• [WHAT TO PRODUCE] Retype the listing that follows, word for word.

• [DATASET ENTRIES]
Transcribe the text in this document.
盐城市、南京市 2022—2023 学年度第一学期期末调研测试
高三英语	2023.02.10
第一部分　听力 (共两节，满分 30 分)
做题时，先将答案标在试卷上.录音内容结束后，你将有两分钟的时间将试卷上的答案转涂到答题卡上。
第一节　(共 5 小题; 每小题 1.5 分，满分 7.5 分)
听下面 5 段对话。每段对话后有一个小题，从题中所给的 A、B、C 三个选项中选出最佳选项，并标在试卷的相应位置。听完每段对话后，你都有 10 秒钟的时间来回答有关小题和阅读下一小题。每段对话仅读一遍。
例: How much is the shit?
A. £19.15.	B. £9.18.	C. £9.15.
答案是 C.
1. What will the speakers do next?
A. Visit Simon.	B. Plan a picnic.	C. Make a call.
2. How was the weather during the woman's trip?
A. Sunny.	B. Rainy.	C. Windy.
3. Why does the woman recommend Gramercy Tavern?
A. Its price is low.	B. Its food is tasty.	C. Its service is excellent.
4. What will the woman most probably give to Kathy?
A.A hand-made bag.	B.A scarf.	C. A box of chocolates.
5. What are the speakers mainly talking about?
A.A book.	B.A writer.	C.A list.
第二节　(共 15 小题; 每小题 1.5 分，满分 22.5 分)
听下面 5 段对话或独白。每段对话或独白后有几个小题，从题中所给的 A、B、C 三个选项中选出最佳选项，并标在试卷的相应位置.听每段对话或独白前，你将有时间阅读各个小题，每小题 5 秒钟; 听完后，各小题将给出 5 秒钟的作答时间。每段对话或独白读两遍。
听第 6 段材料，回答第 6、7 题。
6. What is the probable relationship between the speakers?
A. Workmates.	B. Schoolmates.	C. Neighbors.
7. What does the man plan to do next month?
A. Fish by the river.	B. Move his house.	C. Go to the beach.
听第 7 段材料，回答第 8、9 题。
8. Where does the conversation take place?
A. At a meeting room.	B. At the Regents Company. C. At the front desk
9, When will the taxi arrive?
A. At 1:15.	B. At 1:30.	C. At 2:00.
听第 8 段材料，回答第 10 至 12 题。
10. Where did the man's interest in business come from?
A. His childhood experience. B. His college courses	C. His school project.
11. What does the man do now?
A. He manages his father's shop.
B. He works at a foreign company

• [EXERCISE RESPONSE]
Transcribe the text in this document.
盐城市、南京市 2022—2023 学年度第一学期期末调研测试
高三英语	2023.02.10
第一部分　听力 (共两节，满分 30 分)
做题时，先将答案标在试卷上.录音内容结束后，你将有两分钟的时间将试卷上的答案转涂到答题卡上。
第一节　(共 5 小题; 每小题 1.5 分，满分 7.5 分)
听下面 5 段对话。每段对话后有一个小题，从题中所给的 A、B、C 三个选项中选出最佳选项，并标在试卷的相应位置。听完每段对话后，你都有 10 秒钟的时间来回答有关小题和阅读下一小题。每段对话仅读一遍。
例: How much is the shit?
A. £19.15.	B. £9.18.	C. £9.15.
答案是 C.
1. What will the speakers do next?
A. Visit Simon.	B. Plan a picnic.	C. Make a call.
2. How was the weather during the woman's trip?
A. Sunny.	B. Rainy.	C. Windy.
3. Why does the woman recommend Gramercy Tavern?
A. Its price is low.	B. Its food is tasty.	C. Its service is excellent.
4. What will the woman most probably give to Kathy?
A.A hand-made bag.	B.A scarf.	C. A box of chocolates.
5. What are the speakers mainly talking about?
A.A book.	B.A writer.	C.A list.
第二节　(共 15 小题; 每小题 1.5 分，满分 22.5 分)
听下面 5 段对话或独白。每段对话或独白后有几个小题，从题中所给的 A、B、C 三个选项中选出最佳选项，并标在试卷的相应位置.听每段对话或独白前，你将有时间阅读各个小题，每小题 5 秒钟; 听完后，各小题将给出 5 秒钟的作答时间。每段对话或独白读两遍。
听第 6 段材料，回答第 6、7 题。
6. What is the probable relationship between the speakers?
A. Workmates.	B. Schoolmates.	C. Neighbors.
7. What does the man plan to do next month?
A. Fish by the river.	B. Move his house.	C. Go to the beach.
听第 7 段材料，回答第 8、9 题。
8. Where does the conversation take place?
A. At a meeting room.	B. At the Regents Company. C. At the front desk
9, When will the taxi arrive?
A. At 1:15.	B. At 1:30.	C. At 2:00.
听第 8 段材料，回答第 10 至 12 题。
10. Where did the man's interest in business come from?
A. His childhood experience. B. His college courses	C. His school project.
11. What does the man do now?
A. He manages his father's shop.
B. He works at a foreign company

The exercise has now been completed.